» Data items:
⁂

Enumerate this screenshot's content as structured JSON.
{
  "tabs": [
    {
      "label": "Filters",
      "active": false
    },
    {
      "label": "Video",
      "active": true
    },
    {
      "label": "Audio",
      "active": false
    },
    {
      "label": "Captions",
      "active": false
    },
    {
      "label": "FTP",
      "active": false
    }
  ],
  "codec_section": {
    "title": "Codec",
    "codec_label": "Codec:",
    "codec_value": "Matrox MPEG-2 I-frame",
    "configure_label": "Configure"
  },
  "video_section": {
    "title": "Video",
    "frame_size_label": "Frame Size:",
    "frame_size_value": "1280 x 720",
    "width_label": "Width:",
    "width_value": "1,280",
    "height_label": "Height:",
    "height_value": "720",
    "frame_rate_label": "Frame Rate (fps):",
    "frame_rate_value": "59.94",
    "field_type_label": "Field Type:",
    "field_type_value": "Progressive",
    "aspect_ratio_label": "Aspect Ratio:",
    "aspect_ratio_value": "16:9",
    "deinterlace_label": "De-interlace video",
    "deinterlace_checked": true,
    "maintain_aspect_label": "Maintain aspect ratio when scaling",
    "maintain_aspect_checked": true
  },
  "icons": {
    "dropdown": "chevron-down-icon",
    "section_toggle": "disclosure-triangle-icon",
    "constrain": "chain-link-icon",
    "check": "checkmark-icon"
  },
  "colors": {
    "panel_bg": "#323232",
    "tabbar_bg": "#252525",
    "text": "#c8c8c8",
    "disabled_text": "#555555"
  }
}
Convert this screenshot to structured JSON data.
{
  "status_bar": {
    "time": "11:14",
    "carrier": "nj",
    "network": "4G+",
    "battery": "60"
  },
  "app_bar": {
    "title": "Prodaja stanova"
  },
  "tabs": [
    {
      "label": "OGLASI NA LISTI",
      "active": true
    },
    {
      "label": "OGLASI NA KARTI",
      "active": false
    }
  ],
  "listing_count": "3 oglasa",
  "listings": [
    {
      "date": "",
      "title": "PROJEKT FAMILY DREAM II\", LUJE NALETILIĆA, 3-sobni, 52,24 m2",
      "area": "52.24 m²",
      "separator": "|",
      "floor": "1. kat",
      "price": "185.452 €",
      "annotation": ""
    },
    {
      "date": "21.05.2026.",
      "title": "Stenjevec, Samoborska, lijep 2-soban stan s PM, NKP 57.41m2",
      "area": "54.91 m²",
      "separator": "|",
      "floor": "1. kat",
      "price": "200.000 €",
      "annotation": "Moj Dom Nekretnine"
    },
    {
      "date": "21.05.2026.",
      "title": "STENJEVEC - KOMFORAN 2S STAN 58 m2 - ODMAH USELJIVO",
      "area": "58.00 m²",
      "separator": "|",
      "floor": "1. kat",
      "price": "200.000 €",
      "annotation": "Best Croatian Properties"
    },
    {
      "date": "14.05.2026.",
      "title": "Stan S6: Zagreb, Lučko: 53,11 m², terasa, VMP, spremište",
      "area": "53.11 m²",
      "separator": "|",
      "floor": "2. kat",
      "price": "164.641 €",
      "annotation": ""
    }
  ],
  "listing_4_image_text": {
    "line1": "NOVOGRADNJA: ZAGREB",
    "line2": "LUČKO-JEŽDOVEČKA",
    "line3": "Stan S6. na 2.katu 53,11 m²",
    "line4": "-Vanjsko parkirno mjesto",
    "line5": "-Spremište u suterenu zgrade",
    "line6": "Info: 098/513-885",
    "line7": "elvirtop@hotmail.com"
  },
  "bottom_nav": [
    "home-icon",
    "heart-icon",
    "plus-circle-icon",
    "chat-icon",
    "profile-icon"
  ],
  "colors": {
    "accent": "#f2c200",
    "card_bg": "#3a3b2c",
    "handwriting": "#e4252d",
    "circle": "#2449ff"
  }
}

⁂

» PROMPT: Repeat every entry exactly as written above.

» SOLUTION TO THE PROBLEM:
Enumerate this screenshot's content as structured JSON.
{
  "tabs": [
    {
      "label": "Filters",
      "active": false
    },
    {
      "label": "Video",
      "active": true
    },
    {
      "label": "Audio",
      "active": false
    },
    {
      "label": "Captions",
      "active": false
    },
    {
      "label": "FTP",
      "active": false
    }
  ],
  "codec_section": {
    "title": "Codec",
    "codec_label": "Codec:",
    "codec_value": "Matrox MPEG-2 I-frame",
    "configure_label": "Configure"
  },
  "video_section": {
    "title": "Video",
    "frame_size_label": "Frame Size:",
    "frame_size_value": "1280 x 720",
    "width_label": "Width:",
    "width_value": "1,280",
    "height_label": "Height:",
    "height_value": "720",
    "frame_rate_label": "Frame Rate (fps):",
    "frame_rate_value": "59.94",
    "field_type_label": "Field Type:",
    "field_type_value": "Progressive",
    "aspect_ratio_label": "Aspect Ratio:",
    "aspect_ratio_value": "16:9",
    "deinterlace_label": "De-interlace video",
    "deinterlace_checked": true,
    "maintain_aspect_label": "Maintain aspect ratio when scaling",
    "maintain_aspect_checked": true
  },
  "icons": {
    "dropdown": "chevron-down-icon",
    "section_toggle": "disclosure-triangle-icon",
    "constrain": "chain-link-icon",
    "check": "checkmark-icon"
  },
  "colors": {
    "panel_bg": "#323232",
    "tabbar_bg": "#252525",
    "text": "#c8c8c8",
    "disabled_text": "#555555"
  }
}
Convert this screenshot to structured JSON data.
{
  "status_bar": {
    "time": "11:14",
    "carrier": "nj",
    "network": "4G+",
    "battery": "60"
  },
  "app_bar": {
    "title": "Prodaja stanova"
  },
  "tabs": [
    {
      "label": "OGLASI NA LISTI",
      "active": true
    },
    {
      "label": "OGLASI NA KARTI",
      "active": false
    }
  ],
  "listing_count": "3 oglasa",
  "listings": [
    {
      "date": "",
      "title": "PROJEKT FAMILY DREAM II\", LUJE NALETILIĆA, 3-sobni, 52,24 m2",
      "area": "52.24 m²",
      "separator": "|",
      "floor": "1. kat",
      "price": "185.452 €",
      "annotation": ""
    },
    {
      "date": "21.05.2026.",
      "title": "Stenjevec, Samoborska, lijep 2-soban stan s PM, NKP 57.41m2",
      "area": "54.91 m²",
      "separator": "|",
      "floor": "1. kat",
      "price": "200.000 €",
      "annotation": "Moj Dom Nekretnine"
    },
    {
      "date": "21.05.2026.",
      "title": "STENJEVEC - KOMFORAN 2S STAN 58 m2 - ODMAH USELJIVO",
      "area": "58.00 m²",
      "separator": "|",
      "floor": "1. kat",
      "price": "200.000 €",
      "annotation": "Best Croatian Properties"
    },
    {
      "date": "14.05.2026.",
      "title": "Stan S6: Zagreb, Lučko: 53,11 m², terasa, VMP, spremište",
      "area": "53.11 m²",
      "separator": "|",
      "floor": "2. kat",
      "price": "164.641 €",
      "annotation": ""
    }
  ],
  "listing_4_image_text": {
    "line1": "NOVOGRADNJA: ZAGREB",
    "line2": "LUČKO-JEŽDOVEČKA",
    "line3": "Stan S6. na 2.katu 53,11 m²",
    "line4": "-Vanjsko parkirno mjesto",
    "line5": "-Spremište u suterenu zgrade",
    "line6": "Info: 098/513-885",
    "line7": "elvirtop@hotmail.com"
  },
  "bottom_nav": [
    "home-icon",
    "heart-icon",
    "plus-circle-icon",
    "chat-icon",
    "profile-icon"
  ],
  "colors": {
    "accent": "#f2c200",
    "card_bg": "#3a3b2c",
    "handwriting": "#e4252d",
    "circle": "#2449ff"
  }
}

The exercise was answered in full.